▸ **REQUIRED WORK**: Transcribe the material verbatim in full; the pictures do not belong in the copy.
>> begin THE RECORDS
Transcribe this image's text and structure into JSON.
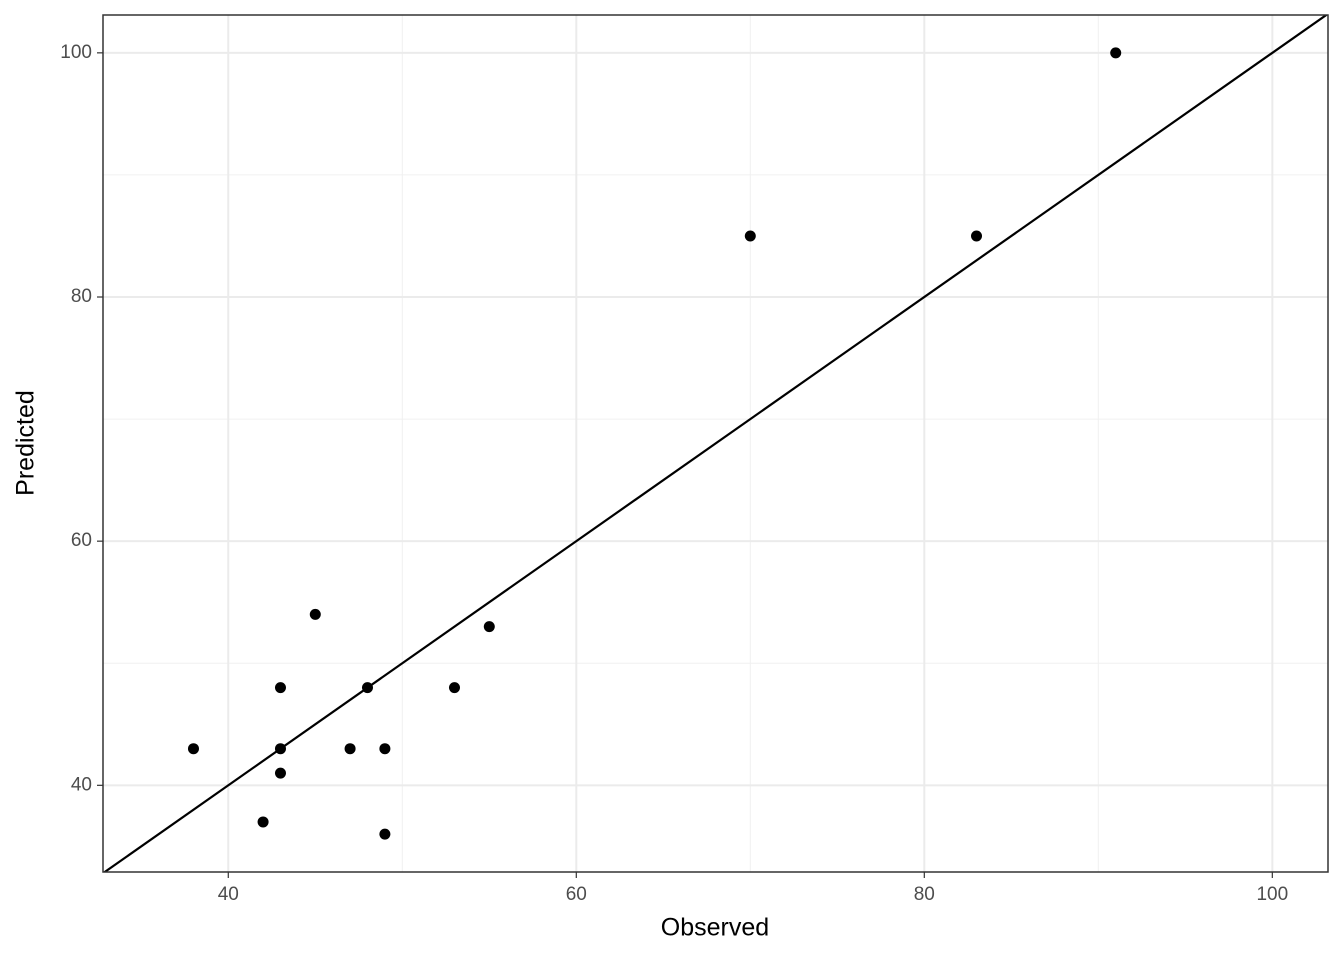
{
  "chart_data": {
    "type": "scatter",
    "x_label": "Observed",
    "y_label": "Predicted",
    "x": [
      38,
      42,
      43,
      43,
      43,
      45,
      47,
      48,
      49,
      49,
      53,
      55,
      70,
      83,
      91
    ],
    "series": [
      {
        "color": "#000000",
        "values": [
          43,
          37,
          48,
          43,
          41,
          54,
          43,
          48,
          43,
          36,
          48,
          53,
          85,
          85,
          100
        ]
      }
    ],
    "xlim": [
      32.8,
      103.2
    ],
    "ylim": [
      32.9,
      103.1
    ],
    "xticks": [
      40,
      60,
      80,
      100
    ],
    "yticks": [
      40,
      60,
      80,
      100
    ],
    "minor_xticks": [
      50,
      70,
      90
    ],
    "minor_yticks": [
      50,
      70,
      90
    ],
    "grid": true,
    "reference_line": {
      "slope": 1,
      "intercept": 0,
      "color": "#000000"
    }
  }
}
>> end THE RECORDS
▸ **TASK RESPONSE**:
Transcribe this image's text and structure into JSON.
{
  "chart_data": {
    "type": "scatter",
    "x_label": "Observed",
    "y_label": "Predicted",
    "x": [
      38,
      42,
      43,
      43,
      43,
      45,
      47,
      48,
      49,
      49,
      53,
      55,
      70,
      83,
      91
    ],
    "series": [
      {
        "color": "#000000",
        "values": [
          43,
          37,
          48,
          43,
          41,
          54,
          43,
          48,
          43,
          36,
          48,
          53,
          85,
          85,
          100
        ]
      }
    ],
    "xlim": [
      32.8,
      103.2
    ],
    "ylim": [
      32.9,
      103.1
    ],
    "xticks": [
      40,
      60,
      80,
      100
    ],
    "yticks": [
      40,
      60,
      80,
      100
    ],
    "minor_xticks": [
      50,
      70,
      90
    ],
    "minor_yticks": [
      50,
      70,
      90
    ],
    "grid": true,
    "reference_line": {
      "slope": 1,
      "intercept": 0,
      "color": "#000000"
    }
  }
}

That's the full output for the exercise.